-- Start --
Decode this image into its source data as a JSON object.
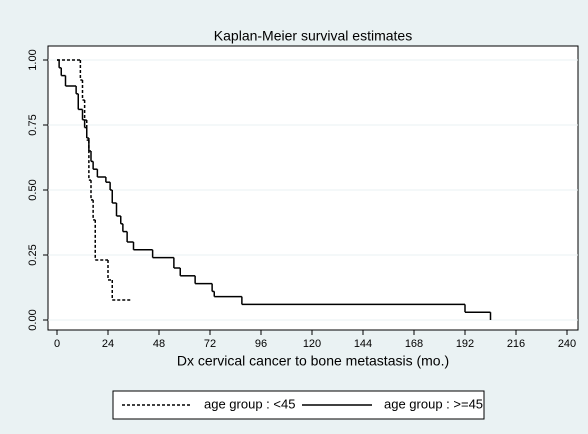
{
  "chart_data": {
    "type": "step",
    "title": "Kaplan-Meier survival estimates",
    "x_label": "Dx cervical cancer to bone metastasis (mo.)",
    "xlim": [
      0,
      240
    ],
    "xticks": [
      0,
      24,
      48,
      72,
      96,
      120,
      144,
      168,
      192,
      216,
      240
    ],
    "ylim": [
      0,
      1
    ],
    "yticks": [
      {
        "value": 0,
        "label": "0.00"
      },
      {
        "value": 0.25,
        "label": "0.25"
      },
      {
        "value": 0.5,
        "label": "0.50"
      },
      {
        "value": 0.75,
        "label": "0.75"
      },
      {
        "value": 1,
        "label": "1.00"
      }
    ],
    "grid": true,
    "series": [
      {
        "name": "age group : <45",
        "color": "#000000",
        "dash": true,
        "x": [
          0,
          11,
          12,
          13,
          14,
          15,
          16,
          17,
          18,
          24,
          26,
          35
        ],
        "values": [
          1,
          0.923,
          0.846,
          0.769,
          0.692,
          0.538,
          0.462,
          0.385,
          0.231,
          0.154,
          0.077,
          0.077
        ]
      },
      {
        "name": "age group : >=45",
        "color": "#000000",
        "dash": false,
        "x": [
          0,
          1,
          2,
          4,
          9,
          10,
          12,
          13,
          14,
          15,
          16,
          17,
          19,
          23,
          25,
          26,
          28,
          30,
          31,
          33,
          36,
          45,
          55,
          58,
          65,
          73,
          74,
          87,
          192,
          204
        ],
        "values": [
          1,
          0.97,
          0.94,
          0.9,
          0.87,
          0.81,
          0.77,
          0.74,
          0.7,
          0.65,
          0.61,
          0.58,
          0.55,
          0.53,
          0.5,
          0.45,
          0.4,
          0.37,
          0.34,
          0.3,
          0.27,
          0.24,
          0.2,
          0.17,
          0.14,
          0.11,
          0.09,
          0.06,
          0.03,
          0
        ]
      }
    ]
  }
}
-- End --
Work instructions:
Without the pictures, extract every entry verbatim.

Output for this exercise:
Decode this image into its source data as a JSON object.
{
  "chart_data": {
    "type": "step",
    "title": "Kaplan-Meier survival estimates",
    "x_label": "Dx cervical cancer to bone metastasis (mo.)",
    "xlim": [
      0,
      240
    ],
    "xticks": [
      0,
      24,
      48,
      72,
      96,
      120,
      144,
      168,
      192,
      216,
      240
    ],
    "ylim": [
      0,
      1
    ],
    "yticks": [
      {
        "value": 0,
        "label": "0.00"
      },
      {
        "value": 0.25,
        "label": "0.25"
      },
      {
        "value": 0.5,
        "label": "0.50"
      },
      {
        "value": 0.75,
        "label": "0.75"
      },
      {
        "value": 1,
        "label": "1.00"
      }
    ],
    "grid": true,
    "series": [
      {
        "name": "age group : <45",
        "color": "#000000",
        "dash": true,
        "x": [
          0,
          11,
          12,
          13,
          14,
          15,
          16,
          17,
          18,
          24,
          26,
          35
        ],
        "values": [
          1,
          0.923,
          0.846,
          0.769,
          0.692,
          0.538,
          0.462,
          0.385,
          0.231,
          0.154,
          0.077,
          0.077
        ]
      },
      {
        "name": "age group : >=45",
        "color": "#000000",
        "dash": false,
        "x": [
          0,
          1,
          2,
          4,
          9,
          10,
          12,
          13,
          14,
          15,
          16,
          17,
          19,
          23,
          25,
          26,
          28,
          30,
          31,
          33,
          36,
          45,
          55,
          58,
          65,
          73,
          74,
          87,
          192,
          204
        ],
        "values": [
          1,
          0.97,
          0.94,
          0.9,
          0.87,
          0.81,
          0.77,
          0.74,
          0.7,
          0.65,
          0.61,
          0.58,
          0.55,
          0.53,
          0.5,
          0.45,
          0.4,
          0.37,
          0.34,
          0.3,
          0.27,
          0.24,
          0.2,
          0.17,
          0.14,
          0.11,
          0.09,
          0.06,
          0.03,
          0
        ]
      }
    ]
  }
}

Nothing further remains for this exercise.